---- The data

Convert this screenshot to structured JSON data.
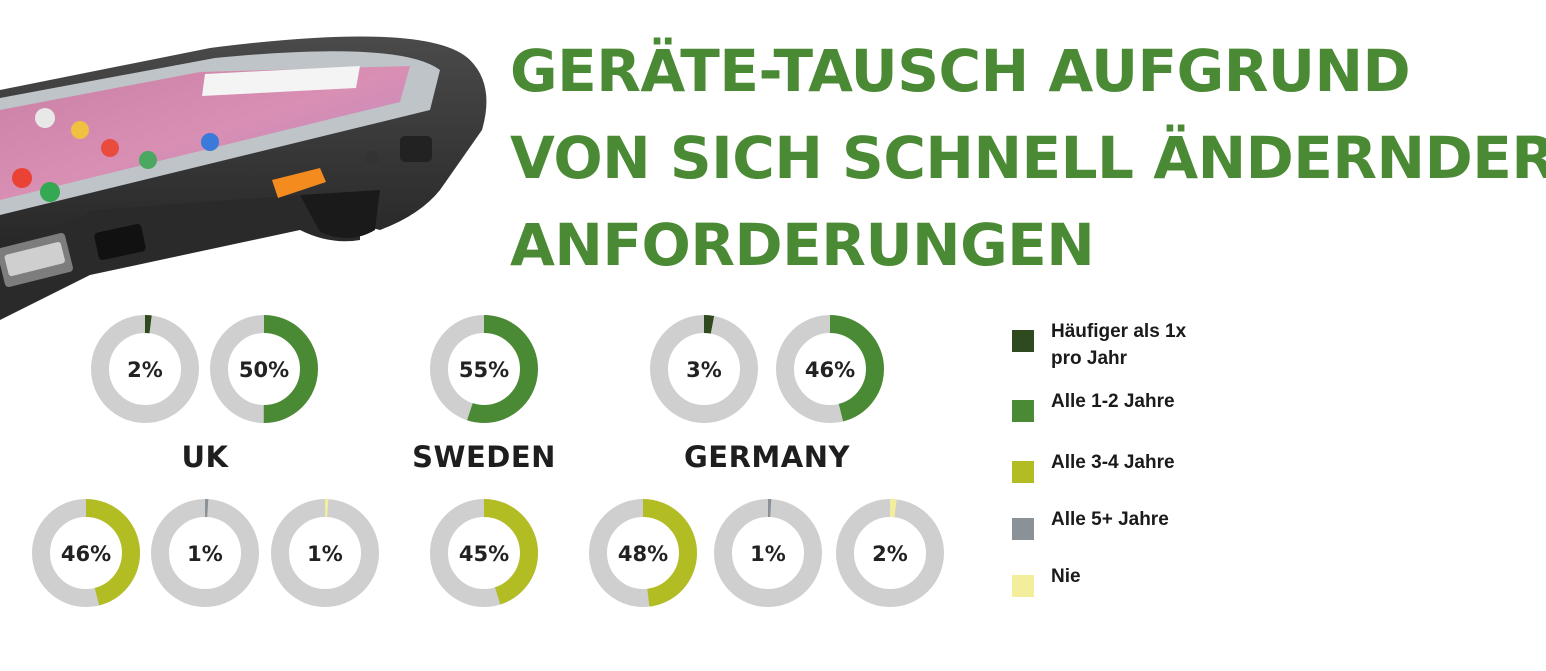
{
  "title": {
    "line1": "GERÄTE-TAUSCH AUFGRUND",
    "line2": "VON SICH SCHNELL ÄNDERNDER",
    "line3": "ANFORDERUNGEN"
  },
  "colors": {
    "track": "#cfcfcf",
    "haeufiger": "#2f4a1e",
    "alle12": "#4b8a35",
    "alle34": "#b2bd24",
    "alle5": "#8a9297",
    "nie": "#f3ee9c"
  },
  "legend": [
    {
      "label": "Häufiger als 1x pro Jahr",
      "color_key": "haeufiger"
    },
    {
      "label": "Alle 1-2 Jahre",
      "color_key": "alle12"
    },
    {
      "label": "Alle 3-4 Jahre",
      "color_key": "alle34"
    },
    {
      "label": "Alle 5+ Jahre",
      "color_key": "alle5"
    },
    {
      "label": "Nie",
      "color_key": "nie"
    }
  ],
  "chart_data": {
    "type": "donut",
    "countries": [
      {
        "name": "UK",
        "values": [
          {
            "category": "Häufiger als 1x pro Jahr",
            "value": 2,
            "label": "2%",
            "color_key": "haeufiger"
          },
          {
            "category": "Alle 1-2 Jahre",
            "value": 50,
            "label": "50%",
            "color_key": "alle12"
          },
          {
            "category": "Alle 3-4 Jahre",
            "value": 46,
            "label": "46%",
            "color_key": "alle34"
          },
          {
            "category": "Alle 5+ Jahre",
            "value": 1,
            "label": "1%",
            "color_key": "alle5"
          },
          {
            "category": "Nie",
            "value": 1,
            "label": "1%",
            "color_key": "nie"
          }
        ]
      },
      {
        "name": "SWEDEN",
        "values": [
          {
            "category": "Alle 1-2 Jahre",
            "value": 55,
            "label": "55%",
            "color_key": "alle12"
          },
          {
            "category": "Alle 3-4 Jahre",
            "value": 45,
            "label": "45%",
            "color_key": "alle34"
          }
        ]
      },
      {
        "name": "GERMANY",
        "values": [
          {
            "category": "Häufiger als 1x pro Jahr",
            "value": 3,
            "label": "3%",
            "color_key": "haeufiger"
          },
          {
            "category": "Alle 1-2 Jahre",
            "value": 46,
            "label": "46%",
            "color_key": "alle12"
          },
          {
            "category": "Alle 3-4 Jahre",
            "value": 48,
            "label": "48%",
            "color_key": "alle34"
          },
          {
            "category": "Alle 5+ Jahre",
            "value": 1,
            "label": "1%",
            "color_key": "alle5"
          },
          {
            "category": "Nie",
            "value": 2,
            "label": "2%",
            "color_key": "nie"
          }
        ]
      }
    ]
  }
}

--------

What the exercise asks: Select all lines in the listing above where the word "haeufiger" appears, and show them.

Solution:
    "haeufiger": "#2f4a1e",
      "color_key": "haeufiger"
            "color_key": "haeufiger"
            "color_key": "haeufiger"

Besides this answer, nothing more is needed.